TASK STATEMENT:
Extract each line from the entries below that has the string "ylabel" in it.

--- start RECORDS PROVIDED ---

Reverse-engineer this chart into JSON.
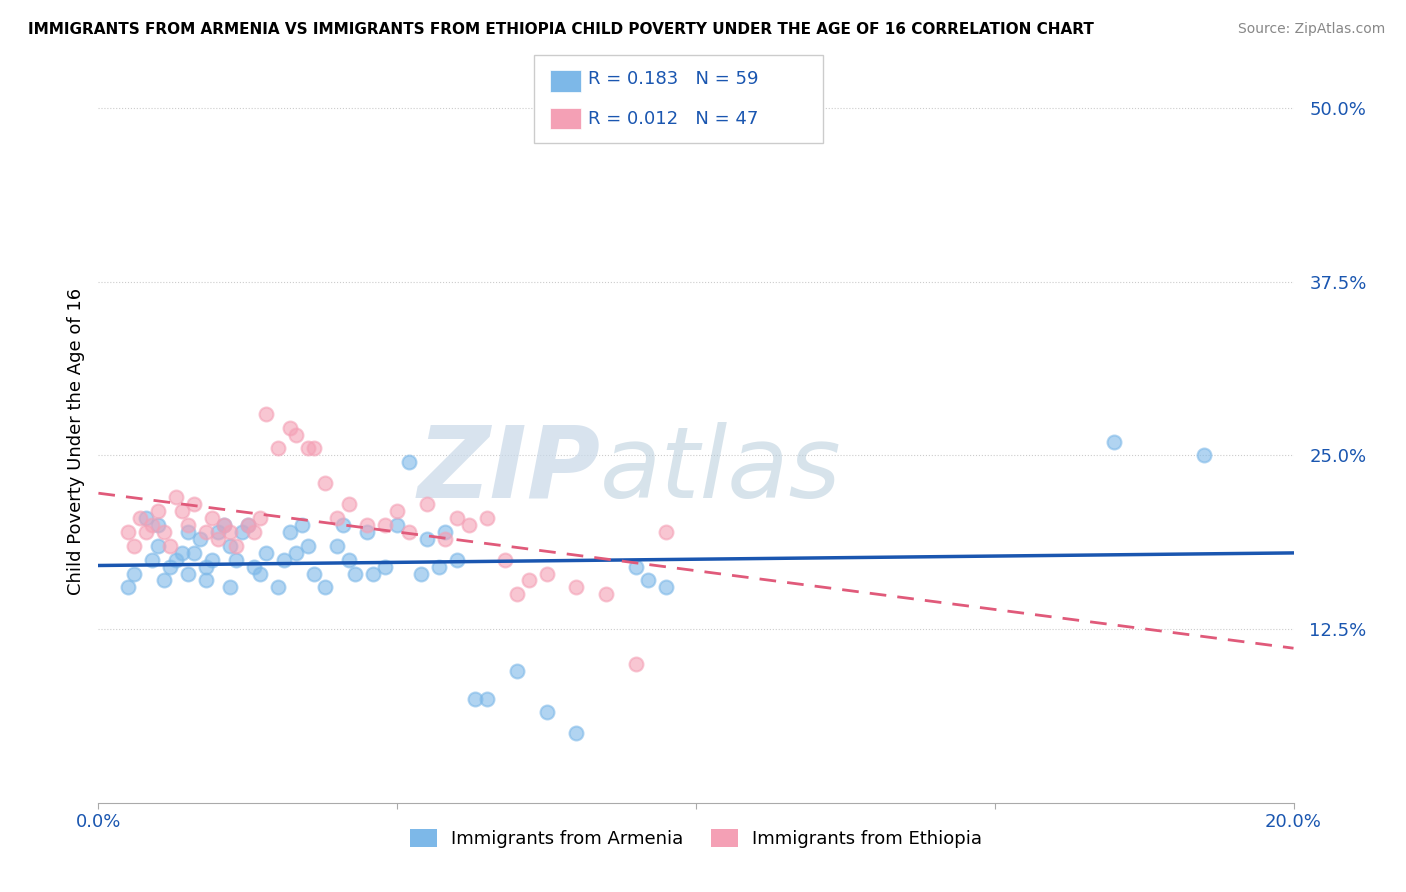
{
  "title": "IMMIGRANTS FROM ARMENIA VS IMMIGRANTS FROM ETHIOPIA CHILD POVERTY UNDER THE AGE OF 16 CORRELATION CHART",
  "source": "Source: ZipAtlas.com",
  "ylabel": "Child Poverty Under the Age of 16",
  "R_armenia": "0.183",
  "N_armenia": "59",
  "R_ethiopia": "0.012",
  "N_ethiopia": "47",
  "color_armenia": "#7db8e8",
  "color_ethiopia": "#f4a0b5",
  "line_color_armenia": "#1a56b0",
  "line_color_ethiopia": "#e05a7a",
  "tick_color": "#1a56b0",
  "watermark_color": "#d0dff0",
  "xlim": [
    0.0,
    0.2
  ],
  "ylim": [
    0.0,
    0.52
  ],
  "legend_armenia": "Immigrants from Armenia",
  "legend_ethiopia": "Immigrants from Ethiopia",
  "armenia_x": [
    0.005,
    0.006,
    0.008,
    0.009,
    0.01,
    0.01,
    0.011,
    0.012,
    0.013,
    0.014,
    0.015,
    0.015,
    0.016,
    0.017,
    0.018,
    0.018,
    0.019,
    0.02,
    0.021,
    0.022,
    0.022,
    0.023,
    0.024,
    0.025,
    0.026,
    0.027,
    0.028,
    0.03,
    0.031,
    0.032,
    0.033,
    0.034,
    0.035,
    0.036,
    0.038,
    0.04,
    0.041,
    0.042,
    0.043,
    0.045,
    0.046,
    0.048,
    0.05,
    0.052,
    0.054,
    0.055,
    0.057,
    0.058,
    0.06,
    0.063,
    0.065,
    0.07,
    0.075,
    0.08,
    0.09,
    0.092,
    0.095,
    0.17,
    0.185
  ],
  "armenia_y": [
    0.155,
    0.165,
    0.205,
    0.175,
    0.2,
    0.185,
    0.16,
    0.17,
    0.175,
    0.18,
    0.195,
    0.165,
    0.18,
    0.19,
    0.16,
    0.17,
    0.175,
    0.195,
    0.2,
    0.185,
    0.155,
    0.175,
    0.195,
    0.2,
    0.17,
    0.165,
    0.18,
    0.155,
    0.175,
    0.195,
    0.18,
    0.2,
    0.185,
    0.165,
    0.155,
    0.185,
    0.2,
    0.175,
    0.165,
    0.195,
    0.165,
    0.17,
    0.2,
    0.245,
    0.165,
    0.19,
    0.17,
    0.195,
    0.175,
    0.075,
    0.075,
    0.095,
    0.065,
    0.05,
    0.17,
    0.16,
    0.155,
    0.26,
    0.25
  ],
  "ethiopia_x": [
    0.005,
    0.006,
    0.007,
    0.008,
    0.009,
    0.01,
    0.011,
    0.012,
    0.013,
    0.014,
    0.015,
    0.016,
    0.018,
    0.019,
    0.02,
    0.021,
    0.022,
    0.023,
    0.025,
    0.026,
    0.027,
    0.028,
    0.03,
    0.032,
    0.033,
    0.035,
    0.036,
    0.038,
    0.04,
    0.042,
    0.045,
    0.048,
    0.05,
    0.052,
    0.055,
    0.058,
    0.06,
    0.062,
    0.065,
    0.068,
    0.07,
    0.072,
    0.075,
    0.08,
    0.085,
    0.09,
    0.095
  ],
  "ethiopia_y": [
    0.195,
    0.185,
    0.205,
    0.195,
    0.2,
    0.21,
    0.195,
    0.185,
    0.22,
    0.21,
    0.2,
    0.215,
    0.195,
    0.205,
    0.19,
    0.2,
    0.195,
    0.185,
    0.2,
    0.195,
    0.205,
    0.28,
    0.255,
    0.27,
    0.265,
    0.255,
    0.255,
    0.23,
    0.205,
    0.215,
    0.2,
    0.2,
    0.21,
    0.195,
    0.215,
    0.19,
    0.205,
    0.2,
    0.205,
    0.175,
    0.15,
    0.16,
    0.165,
    0.155,
    0.15,
    0.1,
    0.195
  ]
}
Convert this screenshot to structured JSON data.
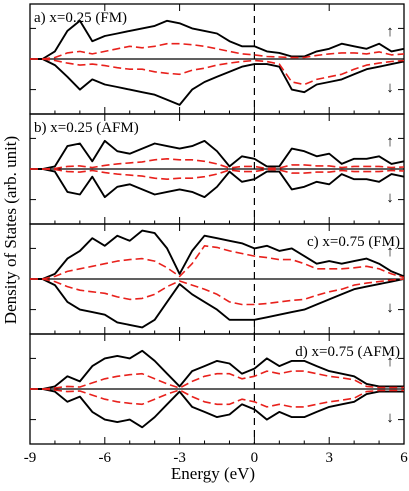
{
  "chart_data": {
    "type": "line",
    "xlabel": "Energy (eV)",
    "ylabel": "Density of States (arb. unit)",
    "xlim": [
      -9,
      6
    ],
    "xticks": [
      -9,
      -6,
      -3,
      0,
      3,
      6
    ],
    "x_tick_labels": [
      "-9",
      "-6",
      "-3",
      "0",
      "3",
      "6"
    ],
    "fermi_level": 0,
    "spin_up_symbol": "↑",
    "spin_down_symbol": "↓",
    "series_styles": {
      "total": {
        "color": "#000000",
        "dash": "solid"
      },
      "partial": {
        "color": "#e8211c",
        "dash": "dashed"
      }
    },
    "panels": [
      {
        "label": "a) x=0.25 (FM)",
        "label_position": "top-left",
        "ylim": [
          -1,
          1
        ],
        "up": {
          "x": [
            -9,
            -8.5,
            -8,
            -7.5,
            -7,
            -6.5,
            -6,
            -5.5,
            -5,
            -4.5,
            -4,
            -3.5,
            -3,
            -2.5,
            -2,
            -1.5,
            -1,
            -0.5,
            0,
            0.5,
            1,
            1.5,
            2,
            2.5,
            3,
            3.5,
            4,
            4.5,
            5,
            5.5,
            6
          ],
          "total": [
            0,
            0,
            0.15,
            0.55,
            0.75,
            0.35,
            0.45,
            0.5,
            0.55,
            0.6,
            0.65,
            0.75,
            0.7,
            0.6,
            0.55,
            0.5,
            0.35,
            0.25,
            0.25,
            0.15,
            0.12,
            0.05,
            0.05,
            0.15,
            0.2,
            0.3,
            0.25,
            0.2,
            0.3,
            0.15,
            0.2
          ],
          "partial": [
            0,
            0,
            0.03,
            0.12,
            0.15,
            0.1,
            0.15,
            0.2,
            0.25,
            0.22,
            0.25,
            0.3,
            0.3,
            0.28,
            0.25,
            0.2,
            0.15,
            0.1,
            0.08,
            0.05,
            0.04,
            0.03,
            0.03,
            0.07,
            0.1,
            0.12,
            0.12,
            0.1,
            0.14,
            0.08,
            0.1
          ]
        },
        "down": {
          "x": [
            -9,
            -8.5,
            -8,
            -7.5,
            -7,
            -6.5,
            -6,
            -5.5,
            -5,
            -4.5,
            -4,
            -3.5,
            -3,
            -2.5,
            -2,
            -1.5,
            -1,
            -0.5,
            0,
            0.5,
            1,
            1.5,
            2,
            2.5,
            3,
            3.5,
            4,
            4.5,
            5,
            5.5,
            6
          ],
          "total": [
            0,
            0,
            0.12,
            0.35,
            0.6,
            0.4,
            0.5,
            0.55,
            0.6,
            0.65,
            0.7,
            0.8,
            0.9,
            0.6,
            0.45,
            0.35,
            0.25,
            0.15,
            0.1,
            0.1,
            0.15,
            0.6,
            0.65,
            0.5,
            0.45,
            0.4,
            0.3,
            0.2,
            0.15,
            0.1,
            0.05
          ],
          "partial": [
            0,
            0,
            0.03,
            0.08,
            0.12,
            0.1,
            0.13,
            0.17,
            0.2,
            0.2,
            0.25,
            0.28,
            0.3,
            0.22,
            0.18,
            0.12,
            0.08,
            0.05,
            0.03,
            0.05,
            0.1,
            0.45,
            0.5,
            0.4,
            0.35,
            0.3,
            0.2,
            0.12,
            0.08,
            0.05,
            0.03
          ]
        }
      },
      {
        "label": "b) x=0.25 (AFM)",
        "label_position": "top-left",
        "ylim": [
          -1,
          1
        ],
        "up": {
          "x": [
            -9,
            -8.5,
            -8,
            -7.5,
            -7,
            -6.5,
            -6,
            -5.5,
            -5,
            -4.5,
            -4,
            -3.5,
            -3,
            -2.5,
            -2,
            -1.5,
            -1,
            -0.5,
            0,
            0.5,
            1,
            1.5,
            2,
            2.5,
            3,
            3.5,
            4,
            4.5,
            5,
            5.5,
            6
          ],
          "total": [
            0,
            0,
            0.05,
            0.45,
            0.5,
            0.15,
            0.55,
            0.35,
            0.3,
            0.4,
            0.5,
            0.45,
            0.4,
            0.45,
            0.55,
            0.35,
            0.05,
            0.25,
            0.2,
            0.05,
            0.05,
            0.4,
            0.35,
            0.25,
            0.3,
            0.1,
            0.2,
            0.2,
            0.25,
            0.1,
            0.15
          ],
          "partial": [
            0,
            0,
            0.01,
            0.05,
            0.06,
            0.03,
            0.07,
            0.1,
            0.12,
            0.14,
            0.18,
            0.2,
            0.18,
            0.18,
            0.15,
            0.1,
            0.02,
            0.05,
            0.05,
            0.01,
            0.02,
            0.08,
            0.08,
            0.06,
            0.06,
            0.03,
            0.05,
            0.05,
            0.05,
            0.03,
            0.04
          ]
        },
        "down": {
          "x": [
            -9,
            -8.5,
            -8,
            -7.5,
            -7,
            -6.5,
            -6,
            -5.5,
            -5,
            -4.5,
            -4,
            -3.5,
            -3,
            -2.5,
            -2,
            -1.5,
            -1,
            -0.5,
            0,
            0.5,
            1,
            1.5,
            2,
            2.5,
            3,
            3.5,
            4,
            4.5,
            5,
            5.5,
            6
          ],
          "total": [
            0,
            0,
            0.05,
            0.45,
            0.5,
            0.15,
            0.55,
            0.35,
            0.3,
            0.4,
            0.5,
            0.45,
            0.4,
            0.45,
            0.55,
            0.35,
            0.05,
            0.25,
            0.2,
            0.05,
            0.05,
            0.4,
            0.35,
            0.25,
            0.3,
            0.1,
            0.2,
            0.2,
            0.25,
            0.1,
            0.15
          ],
          "partial": [
            0,
            0,
            0.01,
            0.05,
            0.06,
            0.03,
            0.07,
            0.1,
            0.12,
            0.14,
            0.18,
            0.2,
            0.18,
            0.18,
            0.15,
            0.1,
            0.02,
            0.05,
            0.05,
            0.01,
            0.02,
            0.08,
            0.08,
            0.06,
            0.06,
            0.03,
            0.05,
            0.05,
            0.05,
            0.03,
            0.04
          ]
        }
      },
      {
        "label": "c) x=0.75 (FM)",
        "label_position": "top-right",
        "ylim": [
          -1,
          1
        ],
        "up": {
          "x": [
            -9,
            -8.5,
            -8,
            -7.5,
            -7,
            -6.5,
            -6,
            -5.5,
            -5,
            -4.5,
            -4,
            -3.5,
            -3,
            -2.5,
            -2,
            -1.5,
            -1,
            -0.5,
            0,
            0.5,
            1,
            1.5,
            2,
            2.5,
            3,
            3.5,
            4,
            4.5,
            5,
            5.5,
            6
          ],
          "total": [
            0,
            0,
            0.1,
            0.4,
            0.55,
            0.8,
            0.65,
            0.85,
            0.75,
            0.95,
            0.9,
            0.6,
            0.1,
            0.55,
            0.85,
            0.8,
            0.75,
            0.7,
            0.6,
            0.65,
            0.55,
            0.6,
            0.45,
            0.3,
            0.35,
            0.3,
            0.35,
            0.4,
            0.3,
            0.15,
            0.05
          ],
          "partial": [
            0,
            0,
            0.05,
            0.15,
            0.2,
            0.25,
            0.3,
            0.35,
            0.38,
            0.4,
            0.35,
            0.22,
            0.05,
            0.3,
            0.65,
            0.62,
            0.55,
            0.5,
            0.45,
            0.42,
            0.38,
            0.38,
            0.3,
            0.2,
            0.2,
            0.2,
            0.22,
            0.25,
            0.2,
            0.1,
            0.03
          ]
        },
        "down": {
          "x": [
            -9,
            -8.5,
            -8,
            -7.5,
            -7,
            -6.5,
            -6,
            -5.5,
            -5,
            -4.5,
            -4,
            -3.5,
            -3,
            -2.5,
            -2,
            -1.5,
            -1,
            -0.5,
            0,
            0.5,
            1,
            1.5,
            2,
            2.5,
            3,
            3.5,
            4,
            4.5,
            5,
            5.5,
            6
          ],
          "total": [
            0,
            0,
            0.12,
            0.45,
            0.6,
            0.65,
            0.7,
            0.85,
            0.9,
            0.95,
            0.8,
            0.45,
            0.1,
            0.3,
            0.45,
            0.6,
            0.8,
            0.8,
            0.8,
            0.75,
            0.7,
            0.65,
            0.6,
            0.5,
            0.4,
            0.3,
            0.2,
            0.15,
            0.1,
            0.05,
            0
          ],
          "partial": [
            0,
            0,
            0.05,
            0.15,
            0.22,
            0.25,
            0.28,
            0.35,
            0.4,
            0.38,
            0.3,
            0.15,
            0.04,
            0.12,
            0.2,
            0.3,
            0.45,
            0.5,
            0.5,
            0.48,
            0.45,
            0.42,
            0.4,
            0.32,
            0.25,
            0.2,
            0.12,
            0.08,
            0.05,
            0.02,
            0
          ]
        }
      },
      {
        "label": "d) x=0.75 (AFM)",
        "label_position": "top-right",
        "ylim": [
          -1,
          1
        ],
        "up": {
          "x": [
            -9,
            -8.5,
            -8,
            -7.5,
            -7,
            -6.5,
            -6,
            -5.5,
            -5,
            -4.5,
            -4,
            -3.5,
            -3,
            -2.5,
            -2,
            -1.5,
            -1,
            -0.5,
            0,
            0.5,
            1,
            1.5,
            2,
            2.5,
            3,
            3.5,
            4,
            4.5,
            5,
            5.5,
            6
          ],
          "total": [
            0,
            0,
            0.05,
            0.25,
            0.15,
            0.45,
            0.6,
            0.65,
            0.6,
            0.75,
            0.55,
            0.3,
            0.05,
            0.35,
            0.45,
            0.55,
            0.5,
            0.3,
            0.4,
            0.6,
            0.45,
            0.55,
            0.55,
            0.45,
            0.35,
            0.3,
            0.25,
            0.1,
            0.05,
            0.05,
            0.05
          ],
          "partial": [
            0,
            0,
            0.02,
            0.05,
            0.04,
            0.12,
            0.2,
            0.25,
            0.28,
            0.3,
            0.2,
            0.1,
            0.02,
            0.15,
            0.25,
            0.3,
            0.3,
            0.2,
            0.25,
            0.35,
            0.3,
            0.35,
            0.35,
            0.3,
            0.25,
            0.22,
            0.18,
            0.05,
            0.03,
            0.03,
            0.03
          ]
        },
        "down": {
          "x": [
            -9,
            -8.5,
            -8,
            -7.5,
            -7,
            -6.5,
            -6,
            -5.5,
            -5,
            -4.5,
            -4,
            -3.5,
            -3,
            -2.5,
            -2,
            -1.5,
            -1,
            -0.5,
            0,
            0.5,
            1,
            1.5,
            2,
            2.5,
            3,
            3.5,
            4,
            4.5,
            5,
            5.5,
            6
          ],
          "total": [
            0,
            0,
            0.05,
            0.25,
            0.15,
            0.45,
            0.6,
            0.65,
            0.6,
            0.75,
            0.55,
            0.3,
            0.05,
            0.35,
            0.45,
            0.55,
            0.5,
            0.3,
            0.4,
            0.6,
            0.45,
            0.55,
            0.55,
            0.45,
            0.35,
            0.3,
            0.25,
            0.1,
            0.05,
            0.05,
            0.05
          ],
          "partial": [
            0,
            0,
            0.02,
            0.05,
            0.04,
            0.12,
            0.2,
            0.25,
            0.28,
            0.3,
            0.2,
            0.1,
            0.02,
            0.15,
            0.25,
            0.3,
            0.3,
            0.2,
            0.25,
            0.35,
            0.3,
            0.35,
            0.35,
            0.3,
            0.25,
            0.22,
            0.18,
            0.05,
            0.03,
            0.03,
            0.03
          ]
        }
      }
    ]
  }
}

--- end RECORDS PROVIDED ---

TASK RESULT:
  "ylabel": "Child Poverty Under the Age of 16",
    "ylabel": "Density of States (arb. unit)",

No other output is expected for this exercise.